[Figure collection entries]
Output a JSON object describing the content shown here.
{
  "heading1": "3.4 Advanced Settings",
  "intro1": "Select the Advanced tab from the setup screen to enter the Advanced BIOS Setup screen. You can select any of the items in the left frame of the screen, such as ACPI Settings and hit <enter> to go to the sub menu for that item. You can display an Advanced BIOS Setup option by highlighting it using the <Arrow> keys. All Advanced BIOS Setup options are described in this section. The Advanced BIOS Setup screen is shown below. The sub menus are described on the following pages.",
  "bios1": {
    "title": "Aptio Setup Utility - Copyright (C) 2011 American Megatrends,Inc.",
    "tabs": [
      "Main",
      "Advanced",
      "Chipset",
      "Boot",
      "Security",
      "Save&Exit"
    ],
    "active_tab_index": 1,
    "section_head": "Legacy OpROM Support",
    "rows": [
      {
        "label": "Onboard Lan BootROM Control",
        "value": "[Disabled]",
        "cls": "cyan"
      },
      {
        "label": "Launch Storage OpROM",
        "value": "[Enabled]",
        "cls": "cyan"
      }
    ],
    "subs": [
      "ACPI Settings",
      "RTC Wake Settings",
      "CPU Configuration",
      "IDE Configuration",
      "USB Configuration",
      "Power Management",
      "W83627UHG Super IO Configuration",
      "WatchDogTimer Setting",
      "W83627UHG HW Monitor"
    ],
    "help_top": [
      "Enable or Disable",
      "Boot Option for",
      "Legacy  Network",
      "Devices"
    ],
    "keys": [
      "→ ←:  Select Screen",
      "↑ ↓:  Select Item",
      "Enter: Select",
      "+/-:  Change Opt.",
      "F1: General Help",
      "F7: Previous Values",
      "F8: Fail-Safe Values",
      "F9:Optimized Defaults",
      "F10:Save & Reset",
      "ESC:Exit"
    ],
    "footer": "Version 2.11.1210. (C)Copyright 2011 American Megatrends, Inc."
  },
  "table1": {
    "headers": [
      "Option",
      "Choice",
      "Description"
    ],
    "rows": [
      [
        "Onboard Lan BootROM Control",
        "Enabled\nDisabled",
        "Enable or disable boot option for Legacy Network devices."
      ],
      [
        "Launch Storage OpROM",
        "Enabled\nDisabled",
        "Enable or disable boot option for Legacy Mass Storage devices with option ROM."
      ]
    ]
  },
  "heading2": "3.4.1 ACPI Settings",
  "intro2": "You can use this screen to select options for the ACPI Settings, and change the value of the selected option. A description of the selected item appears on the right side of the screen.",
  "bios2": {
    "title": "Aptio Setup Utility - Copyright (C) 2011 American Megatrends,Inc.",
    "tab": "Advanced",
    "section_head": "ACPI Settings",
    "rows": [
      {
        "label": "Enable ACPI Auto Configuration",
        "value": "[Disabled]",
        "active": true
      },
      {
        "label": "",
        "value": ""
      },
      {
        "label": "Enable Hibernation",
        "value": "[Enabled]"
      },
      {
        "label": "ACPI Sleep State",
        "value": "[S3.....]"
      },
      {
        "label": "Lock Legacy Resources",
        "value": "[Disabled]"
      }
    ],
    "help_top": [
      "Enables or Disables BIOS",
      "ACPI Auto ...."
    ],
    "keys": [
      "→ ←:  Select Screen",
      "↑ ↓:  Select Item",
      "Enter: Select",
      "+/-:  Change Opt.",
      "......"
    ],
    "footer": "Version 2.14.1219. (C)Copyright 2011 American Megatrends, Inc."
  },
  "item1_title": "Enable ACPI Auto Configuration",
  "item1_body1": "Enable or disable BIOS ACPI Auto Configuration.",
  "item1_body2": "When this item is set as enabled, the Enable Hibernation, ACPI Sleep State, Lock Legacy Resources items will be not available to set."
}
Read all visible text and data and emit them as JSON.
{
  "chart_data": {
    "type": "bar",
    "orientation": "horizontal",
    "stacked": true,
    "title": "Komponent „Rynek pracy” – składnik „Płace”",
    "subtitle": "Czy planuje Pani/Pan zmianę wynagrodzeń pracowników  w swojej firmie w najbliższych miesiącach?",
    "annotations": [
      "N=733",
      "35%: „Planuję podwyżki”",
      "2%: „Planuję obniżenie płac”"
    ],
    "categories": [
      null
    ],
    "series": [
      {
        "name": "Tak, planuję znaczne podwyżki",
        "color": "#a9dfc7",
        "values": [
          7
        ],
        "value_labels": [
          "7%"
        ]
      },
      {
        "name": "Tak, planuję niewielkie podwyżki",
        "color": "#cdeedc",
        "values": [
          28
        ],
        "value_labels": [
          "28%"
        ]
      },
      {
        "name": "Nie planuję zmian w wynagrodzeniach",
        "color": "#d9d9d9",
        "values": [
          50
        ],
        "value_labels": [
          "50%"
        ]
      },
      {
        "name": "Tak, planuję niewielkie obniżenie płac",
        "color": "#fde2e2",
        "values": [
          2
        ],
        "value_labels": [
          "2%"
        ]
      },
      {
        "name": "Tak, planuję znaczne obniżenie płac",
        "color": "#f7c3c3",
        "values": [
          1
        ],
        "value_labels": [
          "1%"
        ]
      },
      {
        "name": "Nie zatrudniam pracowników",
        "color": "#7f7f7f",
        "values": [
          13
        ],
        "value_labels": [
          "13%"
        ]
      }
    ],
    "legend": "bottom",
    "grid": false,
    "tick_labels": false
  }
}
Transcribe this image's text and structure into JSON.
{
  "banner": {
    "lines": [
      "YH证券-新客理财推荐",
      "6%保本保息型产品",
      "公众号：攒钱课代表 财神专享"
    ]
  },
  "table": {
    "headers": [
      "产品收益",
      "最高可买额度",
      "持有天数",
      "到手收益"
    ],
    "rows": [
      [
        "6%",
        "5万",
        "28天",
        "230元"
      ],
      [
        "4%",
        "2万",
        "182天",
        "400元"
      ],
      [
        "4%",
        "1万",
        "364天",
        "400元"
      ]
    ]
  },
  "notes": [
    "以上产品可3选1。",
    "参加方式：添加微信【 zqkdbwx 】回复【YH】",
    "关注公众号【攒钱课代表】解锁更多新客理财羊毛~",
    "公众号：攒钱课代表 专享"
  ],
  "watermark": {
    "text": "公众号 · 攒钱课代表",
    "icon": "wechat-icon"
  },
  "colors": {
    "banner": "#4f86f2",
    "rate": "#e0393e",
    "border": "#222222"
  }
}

▶ Request:
Report how many lines in the entries hold the string "znaczne". Nothing but the number is wanted.

▶ Full answer:
2